Source material:
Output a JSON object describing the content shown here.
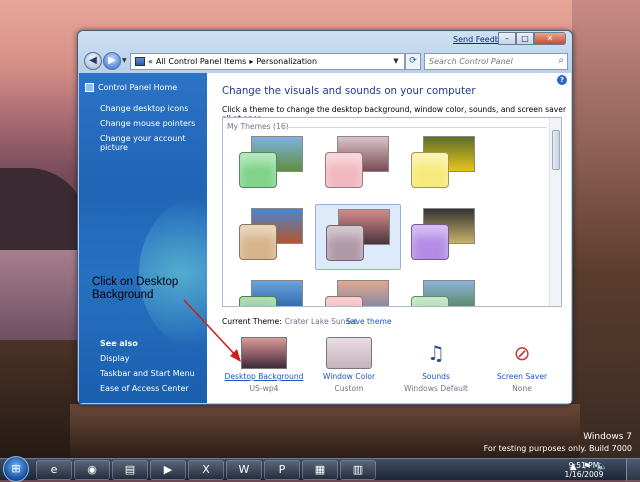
{
  "window": {
    "feedback": "Send Feedback",
    "controls": {
      "minimize": "–",
      "maximize": "□",
      "close": "✕"
    }
  },
  "address": {
    "chevron": "«",
    "segment1": "All Control Panel Items",
    "separator": "▸",
    "segment2": "Personalization",
    "search_placeholder": "Search Control Panel"
  },
  "sidebar": {
    "home": "Control Panel Home",
    "links": [
      "Change desktop icons",
      "Change mouse pointers",
      "Change your account picture"
    ],
    "see_also": "See also",
    "see_also_links": [
      "Display",
      "Taskbar and Start Menu",
      "Ease of Access Center"
    ]
  },
  "main": {
    "heading": "Change the visuals and sounds on your computer",
    "subheading": "Click a theme to change the desktop background, window color, sounds, and screen saver all at once.",
    "group_label": "My Themes (16)",
    "themes": [
      {
        "swatch": "#7fd38a",
        "img1": "#7fb0e0",
        "img2": "#5f8f3e",
        "selected": false
      },
      {
        "swatch": "#f0b8c0",
        "img1": "#d9c3c8",
        "img2": "#7a4c55",
        "selected": false
      },
      {
        "swatch": "#f7ea7a",
        "img1": "#5d6e28",
        "img2": "#e8c41a",
        "selected": false
      },
      {
        "swatch": "#d7b48c",
        "img1": "#4a86d0",
        "img2": "#b3562b",
        "selected": false
      },
      {
        "swatch": "#b09aa8",
        "img1": "#d48b87",
        "img2": "#4a3440",
        "selected": true
      },
      {
        "swatch": "#b48ce6",
        "img1": "#333333",
        "img2": "#c8b06a",
        "selected": false
      },
      {
        "swatch": "#78c07a",
        "img1": "#6ba3db",
        "img2": "#1f5b9e",
        "selected": false
      },
      {
        "swatch": "#f0a8b0",
        "img1": "#e0a890",
        "img2": "#6a7fa8",
        "selected": false
      },
      {
        "swatch": "#9ad6a0",
        "img1": "#8bb4d6",
        "img2": "#4e7a4e",
        "selected": false
      }
    ],
    "current_theme_label": "Current Theme:",
    "current_theme_name": "Crater Lake Sunset",
    "save_theme": "Save theme",
    "tiles": [
      {
        "label": "Desktop Background",
        "sub": "US-wp4"
      },
      {
        "label": "Window Color",
        "sub": "Custom"
      },
      {
        "label": "Sounds",
        "sub": "Windows Default"
      },
      {
        "label": "Screen Saver",
        "sub": "None"
      }
    ]
  },
  "annotation": "Click on Desktop Background",
  "watermark": {
    "line1": "Windows 7",
    "line2": "For testing purposes only. Build 7000"
  },
  "taskbar": {
    "start_glyph": "⊞",
    "items": [
      "e",
      "◉",
      "▤",
      "▶",
      "X",
      "W",
      "P",
      "▦",
      "▥"
    ],
    "tray": {
      "arrow": "▲",
      "flag": "⚑",
      "speaker": "🔈"
    },
    "time": "9:51 PM",
    "date": "1/16/2009"
  },
  "colors": {
    "link": "#1a56c4",
    "heading": "#1e3a8a",
    "sidebar": "#2c73c5",
    "arrow": "#cc1f1f"
  }
}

Written exercise: Isolate the lines above that contain the word "Panel" and copy them.

Worked solution:
    "segment1": "All Control Panel Items",
    "search_placeholder": "Search Control Panel"
    "home": "Control Panel Home",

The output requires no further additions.